▶ _Dataset items_:
▼▼▼

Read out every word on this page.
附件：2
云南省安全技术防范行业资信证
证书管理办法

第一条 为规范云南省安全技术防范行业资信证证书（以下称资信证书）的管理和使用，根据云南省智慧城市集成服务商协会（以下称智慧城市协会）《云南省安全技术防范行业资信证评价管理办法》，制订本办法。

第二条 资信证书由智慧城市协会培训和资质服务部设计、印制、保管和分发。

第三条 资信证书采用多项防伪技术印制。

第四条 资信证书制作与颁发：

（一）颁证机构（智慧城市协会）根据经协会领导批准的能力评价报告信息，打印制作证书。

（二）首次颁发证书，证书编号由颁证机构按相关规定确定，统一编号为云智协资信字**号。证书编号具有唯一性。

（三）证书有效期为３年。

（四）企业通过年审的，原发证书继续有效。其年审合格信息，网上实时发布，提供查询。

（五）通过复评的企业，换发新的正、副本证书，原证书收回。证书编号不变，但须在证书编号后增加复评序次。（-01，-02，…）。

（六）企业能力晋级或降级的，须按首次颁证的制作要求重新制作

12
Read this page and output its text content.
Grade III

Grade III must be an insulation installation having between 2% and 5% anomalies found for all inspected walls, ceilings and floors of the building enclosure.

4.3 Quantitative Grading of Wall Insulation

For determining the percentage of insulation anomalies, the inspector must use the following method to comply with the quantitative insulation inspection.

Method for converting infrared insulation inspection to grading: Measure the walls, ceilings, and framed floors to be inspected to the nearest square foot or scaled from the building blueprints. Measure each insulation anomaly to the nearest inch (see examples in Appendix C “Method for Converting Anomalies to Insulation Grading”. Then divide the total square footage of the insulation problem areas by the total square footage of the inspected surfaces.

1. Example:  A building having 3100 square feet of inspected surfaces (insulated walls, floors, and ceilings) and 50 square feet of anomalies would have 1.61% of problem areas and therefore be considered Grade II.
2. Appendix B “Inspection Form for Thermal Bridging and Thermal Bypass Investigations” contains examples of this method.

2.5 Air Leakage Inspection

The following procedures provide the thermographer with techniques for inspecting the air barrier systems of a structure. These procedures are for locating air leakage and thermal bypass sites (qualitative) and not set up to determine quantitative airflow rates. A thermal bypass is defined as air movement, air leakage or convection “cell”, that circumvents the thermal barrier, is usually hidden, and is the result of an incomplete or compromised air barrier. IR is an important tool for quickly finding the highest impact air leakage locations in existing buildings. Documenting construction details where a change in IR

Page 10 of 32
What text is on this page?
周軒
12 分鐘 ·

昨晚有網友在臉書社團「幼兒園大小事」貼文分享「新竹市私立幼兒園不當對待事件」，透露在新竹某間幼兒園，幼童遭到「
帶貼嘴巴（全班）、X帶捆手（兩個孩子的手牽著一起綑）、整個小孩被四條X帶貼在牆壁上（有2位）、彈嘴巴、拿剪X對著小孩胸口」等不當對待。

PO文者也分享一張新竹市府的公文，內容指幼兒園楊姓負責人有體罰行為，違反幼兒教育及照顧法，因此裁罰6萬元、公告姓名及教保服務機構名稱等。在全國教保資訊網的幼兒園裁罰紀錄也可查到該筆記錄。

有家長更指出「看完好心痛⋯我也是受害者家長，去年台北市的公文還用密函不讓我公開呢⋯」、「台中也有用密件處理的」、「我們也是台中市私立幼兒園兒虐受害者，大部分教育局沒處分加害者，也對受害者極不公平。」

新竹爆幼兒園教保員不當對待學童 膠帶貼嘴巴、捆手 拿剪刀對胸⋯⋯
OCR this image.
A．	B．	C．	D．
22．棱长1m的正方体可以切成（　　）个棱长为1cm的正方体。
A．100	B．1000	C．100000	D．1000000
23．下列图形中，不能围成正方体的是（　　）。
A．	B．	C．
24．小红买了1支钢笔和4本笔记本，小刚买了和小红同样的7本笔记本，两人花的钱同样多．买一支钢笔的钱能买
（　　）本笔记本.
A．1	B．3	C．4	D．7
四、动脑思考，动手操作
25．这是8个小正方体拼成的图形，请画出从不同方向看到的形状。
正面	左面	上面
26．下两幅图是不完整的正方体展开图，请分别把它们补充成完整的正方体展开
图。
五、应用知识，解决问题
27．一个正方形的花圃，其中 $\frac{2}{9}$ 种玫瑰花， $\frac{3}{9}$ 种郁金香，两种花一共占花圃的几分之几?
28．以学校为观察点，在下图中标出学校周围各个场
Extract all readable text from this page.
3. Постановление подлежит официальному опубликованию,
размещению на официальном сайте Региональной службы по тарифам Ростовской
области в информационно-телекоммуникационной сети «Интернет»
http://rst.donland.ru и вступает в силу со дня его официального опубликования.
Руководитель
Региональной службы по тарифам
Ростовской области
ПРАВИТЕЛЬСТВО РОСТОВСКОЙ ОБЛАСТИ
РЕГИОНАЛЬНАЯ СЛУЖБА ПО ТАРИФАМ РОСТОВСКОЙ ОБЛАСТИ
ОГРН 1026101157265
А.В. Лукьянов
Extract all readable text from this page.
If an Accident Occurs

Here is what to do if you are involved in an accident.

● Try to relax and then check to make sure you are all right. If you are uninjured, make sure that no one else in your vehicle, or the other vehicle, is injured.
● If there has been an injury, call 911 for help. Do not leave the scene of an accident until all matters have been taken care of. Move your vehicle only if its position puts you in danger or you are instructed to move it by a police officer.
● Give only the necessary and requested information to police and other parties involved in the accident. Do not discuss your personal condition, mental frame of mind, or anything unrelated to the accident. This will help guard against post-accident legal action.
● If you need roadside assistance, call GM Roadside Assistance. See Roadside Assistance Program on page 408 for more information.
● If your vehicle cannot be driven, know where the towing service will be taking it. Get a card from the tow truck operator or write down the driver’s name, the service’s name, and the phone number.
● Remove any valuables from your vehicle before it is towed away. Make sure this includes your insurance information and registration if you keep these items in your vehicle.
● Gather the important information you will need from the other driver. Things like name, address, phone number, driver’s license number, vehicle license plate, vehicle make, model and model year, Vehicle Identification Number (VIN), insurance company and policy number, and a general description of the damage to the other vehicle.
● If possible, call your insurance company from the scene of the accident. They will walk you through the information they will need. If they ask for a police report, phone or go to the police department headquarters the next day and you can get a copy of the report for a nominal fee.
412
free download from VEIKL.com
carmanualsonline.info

▲▲▲

▶ _Short exercise_: Please quote the data above in full, with no line missing.

▶ _Complete answer_:
Read out every word on this page.
附件：2
云南省安全技术防范行业资信证
证书管理办法

第一条 为规范云南省安全技术防范行业资信证证书（以下称资信证书）的管理和使用，根据云南省智慧城市集成服务商协会（以下称智慧城市协会）《云南省安全技术防范行业资信证评价管理办法》，制订本办法。

第二条 资信证书由智慧城市协会培训和资质服务部设计、印制、保管和分发。

第三条 资信证书采用多项防伪技术印制。

第四条 资信证书制作与颁发：

（一）颁证机构（智慧城市协会）根据经协会领导批准的能力评价报告信息，打印制作证书。

（二）首次颁发证书，证书编号由颁证机构按相关规定确定，统一编号为云智协资信字**号。证书编号具有唯一性。

（三）证书有效期为３年。

（四）企业通过年审的，原发证书继续有效。其年审合格信息，网上实时发布，提供查询。

（五）通过复评的企业，换发新的正、副本证书，原证书收回。证书编号不变，但须在证书编号后增加复评序次。（-01，-02，…）。

（六）企业能力晋级或降级的，须按首次颁证的制作要求重新制作

12
Read this page and output its text content.
Grade III

Grade III must be an insulation installation having between 2% and 5% anomalies found for all inspected walls, ceilings and floors of the building enclosure.

4.3 Quantitative Grading of Wall Insulation

For determining the percentage of insulation anomalies, the inspector must use the following method to comply with the quantitative insulation inspection.

Method for converting infrared insulation inspection to grading: Measure the walls, ceilings, and framed floors to be inspected to the nearest square foot or scaled from the building blueprints. Measure each insulation anomaly to the nearest inch (see examples in Appendix C “Method for Converting Anomalies to Insulation Grading”. Then divide the total square footage of the insulation problem areas by the total square footage of the inspected surfaces.

1. Example:  A building having 3100 square feet of inspected surfaces (insulated walls, floors, and ceilings) and 50 square feet of anomalies would have 1.61% of problem areas and therefore be considered Grade II.
2. Appendix B “Inspection Form for Thermal Bridging and Thermal Bypass Investigations” contains examples of this method.

2.5 Air Leakage Inspection

The following procedures provide the thermographer with techniques for inspecting the air barrier systems of a structure. These procedures are for locating air leakage and thermal bypass sites (qualitative) and not set up to determine quantitative airflow rates. A thermal bypass is defined as air movement, air leakage or convection “cell”, that circumvents the thermal barrier, is usually hidden, and is the result of an incomplete or compromised air barrier. IR is an important tool for quickly finding the highest impact air leakage locations in existing buildings. Documenting construction details where a change in IR

Page 10 of 32
What text is on this page?
周軒
12 分鐘 ·

昨晚有網友在臉書社團「幼兒園大小事」貼文分享「新竹市私立幼兒園不當對待事件」，透露在新竹某間幼兒園，幼童遭到「
帶貼嘴巴（全班）、X帶捆手（兩個孩子的手牽著一起綑）、整個小孩被四條X帶貼在牆壁上（有2位）、彈嘴巴、拿剪X對著小孩胸口」等不當對待。

PO文者也分享一張新竹市府的公文，內容指幼兒園楊姓負責人有體罰行為，違反幼兒教育及照顧法，因此裁罰6萬元、公告姓名及教保服務機構名稱等。在全國教保資訊網的幼兒園裁罰紀錄也可查到該筆記錄。

有家長更指出「看完好心痛⋯我也是受害者家長，去年台北市的公文還用密函不讓我公開呢⋯」、「台中也有用密件處理的」、「我們也是台中市私立幼兒園兒虐受害者，大部分教育局沒處分加害者，也對受害者極不公平。」

新竹爆幼兒園教保員不當對待學童 膠帶貼嘴巴、捆手 拿剪刀對胸⋯⋯
OCR this image.
A．	B．	C．	D．
22．棱长1m的正方体可以切成（　　）个棱长为1cm的正方体。
A．100	B．1000	C．100000	D．1000000
23．下列图形中，不能围成正方体的是（　　）。
A．	B．	C．
24．小红买了1支钢笔和4本笔记本，小刚买了和小红同样的7本笔记本，两人花的钱同样多．买一支钢笔的钱能买
（　　）本笔记本.
A．1	B．3	C．4	D．7
四、动脑思考，动手操作
25．这是8个小正方体拼成的图形，请画出从不同方向看到的形状。
正面	左面	上面
26．下两幅图是不完整的正方体展开图，请分别把它们补充成完整的正方体展开
图。
五、应用知识，解决问题
27．一个正方形的花圃，其中 $\frac{2}{9}$ 种玫瑰花， $\frac{3}{9}$ 种郁金香，两种花一共占花圃的几分之几?
28．以学校为观察点，在下图中标出学校周围各个场
Extract all readable text from this page.
3. Постановление подлежит официальному опубликованию,
размещению на официальном сайте Региональной службы по тарифам Ростовской
области в информационно-телекоммуникационной сети «Интернет»
http://rst.donland.ru и вступает в силу со дня его официального опубликования.
Руководитель
Региональной службы по тарифам
Ростовской области
ПРАВИТЕЛЬСТВО РОСТОВСКОЙ ОБЛАСТИ
РЕГИОНАЛЬНАЯ СЛУЖБА ПО ТАРИФАМ РОСТОВСКОЙ ОБЛАСТИ
ОГРН 1026101157265
А.В. Лукьянов
Extract all readable text from this page.
If an Accident Occurs

Here is what to do if you are involved in an accident.

● Try to relax and then check to make sure you are all right. If you are uninjured, make sure that no one else in your vehicle, or the other vehicle, is injured.
● If there has been an injury, call 911 for help. Do not leave the scene of an accident until all matters have been taken care of. Move your vehicle only if its position puts you in danger or you are instructed to move it by a police officer.
● Give only the necessary and requested information to police and other parties involved in the accident. Do not discuss your personal condition, mental frame of mind, or anything unrelated to the accident. This will help guard against post-accident legal action.
● If you need roadside assistance, call GM Roadside Assistance. See Roadside Assistance Program on page 408 for more information.
● If your vehicle cannot be driven, know where the towing service will be taking it. Get a card from the tow truck operator or write down the driver’s name, the service’s name, and the phone number.
● Remove any valuables from your vehicle before it is towed away. Make sure this includes your insurance information and registration if you keep these items in your vehicle.
● Gather the important information you will need from the other driver. Things like name, address, phone number, driver’s license number, vehicle license plate, vehicle make, model and model year, Vehicle Identification Number (VIN), insurance company and policy number, and a general description of the damage to the other vehicle.
● If possible, call your insurance company from the scene of the accident. They will walk you through the information they will need. If they ask for a police report, phone or go to the police department headquarters the next day and you can get a copy of the report for a nominal fee.
412
free download from VEIKL.com
carmanualsonline.info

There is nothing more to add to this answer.